= U. C. Raman =

Indian politician

U. C. Raman (born 31 May 1965) is an Indian politician from Kerala. As of 2011 he was the state president of the Indian Union Dalit League, the Scheduled Caste wing of the Indian Union Muslim League.

Raman was fielded as an independent candidate by the Muslim League for the Kunnamangalam Niyama Sabha constituency in the 2001 Kerala assembly election. At the time Raman served as vice president of the Kunnamangalam Gram Panchayat. In the 2001 election Kunnamangalam had been designated as reserved for a member of a Scheduled Caste, preventing the Muslim League from fielding a Muslim candidate there. The election was hotly contested, and in particular the Bharatiya Janata Party invested a lot in its campaign there (bringing L.K. Advani to campaign for the BJP candidate). In the end U.C. Raman won the seat with a margin of 3,711 votes, defeating the CPI(M) candidate P. Kunhan.

U.C. Raman again won the Kunnamangalam seat in the 2006 election. Raman was the sole United Democratic Front candidate to be elected from Kozhikode district.

In August 2009, Raman was injured in a car accident and hospitalized.

▶ [ACTIONS TO TAKE]
1. Decide whether each statement agrees with the biography of U. C. Raman, answering yes or no and quoting the words of the text that settle it: (a) Raman won the Kunnamangalam seat in 2001 by 3,711 votes. (b) Raman ran in 2001 as the Bharatiya Janata Party's candidate. (c) Several United Democratic Front candidates were elected from Kozhikode district in 2006.
2. Extend the biography of U. C. Raman with new sentences that follow its final sentence about the August 2009 car accident.

▶ [DATA FOR REVIEW]
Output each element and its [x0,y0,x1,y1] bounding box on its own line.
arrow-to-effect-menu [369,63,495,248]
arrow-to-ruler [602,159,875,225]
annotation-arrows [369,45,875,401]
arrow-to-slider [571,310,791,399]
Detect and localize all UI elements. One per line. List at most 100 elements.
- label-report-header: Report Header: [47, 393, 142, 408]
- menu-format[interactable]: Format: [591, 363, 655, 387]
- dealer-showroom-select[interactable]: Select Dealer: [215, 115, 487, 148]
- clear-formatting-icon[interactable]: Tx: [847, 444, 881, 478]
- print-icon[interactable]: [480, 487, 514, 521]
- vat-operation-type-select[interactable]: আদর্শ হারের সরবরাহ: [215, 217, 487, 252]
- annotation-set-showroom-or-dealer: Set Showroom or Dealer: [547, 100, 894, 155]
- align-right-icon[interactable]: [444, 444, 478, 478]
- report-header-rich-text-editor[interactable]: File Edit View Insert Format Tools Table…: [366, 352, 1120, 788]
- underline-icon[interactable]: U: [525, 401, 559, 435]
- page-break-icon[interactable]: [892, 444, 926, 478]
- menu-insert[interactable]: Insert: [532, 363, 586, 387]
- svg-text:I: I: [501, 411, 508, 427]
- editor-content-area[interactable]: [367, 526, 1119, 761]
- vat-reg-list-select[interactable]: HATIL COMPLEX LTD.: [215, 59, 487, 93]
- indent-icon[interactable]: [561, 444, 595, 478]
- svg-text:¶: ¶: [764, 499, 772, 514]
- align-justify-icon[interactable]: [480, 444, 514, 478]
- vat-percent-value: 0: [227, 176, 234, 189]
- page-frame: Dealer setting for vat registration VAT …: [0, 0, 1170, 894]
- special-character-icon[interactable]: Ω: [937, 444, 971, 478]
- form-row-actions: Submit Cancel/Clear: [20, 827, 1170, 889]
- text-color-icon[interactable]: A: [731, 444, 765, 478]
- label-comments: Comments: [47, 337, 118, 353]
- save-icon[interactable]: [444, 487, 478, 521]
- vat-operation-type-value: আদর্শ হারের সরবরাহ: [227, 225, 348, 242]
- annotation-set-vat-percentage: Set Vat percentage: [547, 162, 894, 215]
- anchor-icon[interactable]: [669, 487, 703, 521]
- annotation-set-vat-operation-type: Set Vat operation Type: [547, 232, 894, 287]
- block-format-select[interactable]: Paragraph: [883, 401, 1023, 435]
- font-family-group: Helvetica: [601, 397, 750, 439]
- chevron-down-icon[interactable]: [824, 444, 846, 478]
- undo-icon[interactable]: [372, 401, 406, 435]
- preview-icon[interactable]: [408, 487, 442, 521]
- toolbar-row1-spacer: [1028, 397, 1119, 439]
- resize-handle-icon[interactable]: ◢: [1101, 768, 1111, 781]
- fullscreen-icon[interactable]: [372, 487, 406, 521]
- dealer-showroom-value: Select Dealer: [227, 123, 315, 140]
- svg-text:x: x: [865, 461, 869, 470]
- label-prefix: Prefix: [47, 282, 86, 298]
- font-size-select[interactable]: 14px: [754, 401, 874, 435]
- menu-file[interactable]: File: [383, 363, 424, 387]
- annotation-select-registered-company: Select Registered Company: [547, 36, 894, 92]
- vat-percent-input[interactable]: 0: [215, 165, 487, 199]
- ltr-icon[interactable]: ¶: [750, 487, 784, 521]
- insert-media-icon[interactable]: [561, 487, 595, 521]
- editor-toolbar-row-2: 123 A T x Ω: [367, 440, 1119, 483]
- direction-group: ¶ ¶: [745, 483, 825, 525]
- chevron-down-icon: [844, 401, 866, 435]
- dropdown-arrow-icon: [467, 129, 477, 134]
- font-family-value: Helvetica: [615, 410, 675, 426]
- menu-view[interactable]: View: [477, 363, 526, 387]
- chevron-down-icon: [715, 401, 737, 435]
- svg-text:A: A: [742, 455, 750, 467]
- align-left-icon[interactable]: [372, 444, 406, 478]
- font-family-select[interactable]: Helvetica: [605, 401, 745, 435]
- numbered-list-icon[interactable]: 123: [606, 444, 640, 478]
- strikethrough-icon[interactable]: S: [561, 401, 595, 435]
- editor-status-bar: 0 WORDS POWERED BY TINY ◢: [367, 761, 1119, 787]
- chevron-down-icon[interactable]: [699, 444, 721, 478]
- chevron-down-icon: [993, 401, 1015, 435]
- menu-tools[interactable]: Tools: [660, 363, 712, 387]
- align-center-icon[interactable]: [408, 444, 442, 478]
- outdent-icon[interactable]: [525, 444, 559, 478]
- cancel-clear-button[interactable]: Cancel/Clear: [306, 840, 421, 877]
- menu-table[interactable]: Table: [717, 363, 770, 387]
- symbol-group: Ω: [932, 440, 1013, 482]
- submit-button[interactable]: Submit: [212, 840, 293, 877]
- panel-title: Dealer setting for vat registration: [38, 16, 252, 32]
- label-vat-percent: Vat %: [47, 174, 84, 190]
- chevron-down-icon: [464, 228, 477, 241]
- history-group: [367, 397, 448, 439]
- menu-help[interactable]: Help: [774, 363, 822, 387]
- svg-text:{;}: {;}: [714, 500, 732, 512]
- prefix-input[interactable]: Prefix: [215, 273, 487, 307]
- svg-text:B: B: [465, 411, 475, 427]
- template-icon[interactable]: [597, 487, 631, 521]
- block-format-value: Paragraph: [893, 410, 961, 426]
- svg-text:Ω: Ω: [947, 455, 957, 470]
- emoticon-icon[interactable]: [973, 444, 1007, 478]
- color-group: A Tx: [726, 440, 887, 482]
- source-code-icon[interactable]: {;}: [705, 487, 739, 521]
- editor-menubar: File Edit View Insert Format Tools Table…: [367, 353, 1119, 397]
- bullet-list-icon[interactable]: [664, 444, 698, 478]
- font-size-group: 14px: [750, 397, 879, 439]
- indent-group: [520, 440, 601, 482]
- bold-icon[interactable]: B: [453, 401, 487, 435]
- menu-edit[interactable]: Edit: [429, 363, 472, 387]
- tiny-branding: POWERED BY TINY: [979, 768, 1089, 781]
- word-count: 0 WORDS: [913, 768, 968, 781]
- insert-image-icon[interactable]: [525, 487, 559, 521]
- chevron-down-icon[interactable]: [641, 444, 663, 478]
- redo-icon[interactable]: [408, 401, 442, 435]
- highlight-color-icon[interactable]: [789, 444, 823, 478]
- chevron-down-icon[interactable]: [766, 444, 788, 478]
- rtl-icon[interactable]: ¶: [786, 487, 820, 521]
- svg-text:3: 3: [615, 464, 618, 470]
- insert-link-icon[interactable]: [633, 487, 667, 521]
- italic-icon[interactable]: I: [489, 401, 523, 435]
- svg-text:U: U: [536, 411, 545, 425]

▶ [RESPONSE LIST]
1.
(a) Yes: "U.C. Raman won the seat with a margin of 3,711 votes"
(b) No: "Raman was fielded as an independent candidate by the Muslim League"
(c) No: "Raman was the sole United Democratic Front candidate to be elected from Kozhikode district."

2.
Ahead of the 2011 election Kunnamangalam was converted into a general seat. The Muslim League decided to field U.C. Raman for a third time, breaking with the tradition to field Scheduled Caste leaders only in reserved seats. This was the first time the party fielded a Scheduled Caste candidate in a general seat. He was, however, defeated by the Left Democratic Front-supported independent candidate P.T.A. Rahim by a margin of 3,158 votes. U.C. Raman challenged the poll result, claiming that Rahim had held an office of profit at the time of the nomination. The Kerala High Court upheld the election of Rahim.

U.C. Raman was appointed chairman of the Kerala State Handloom Development Corporation (Hanveev) in December 2011. In February 2012 Raman was selected for the annual Dr. K.R. Narayanan National Foundation award, in honour of his contributions to the Scheduled Caste community.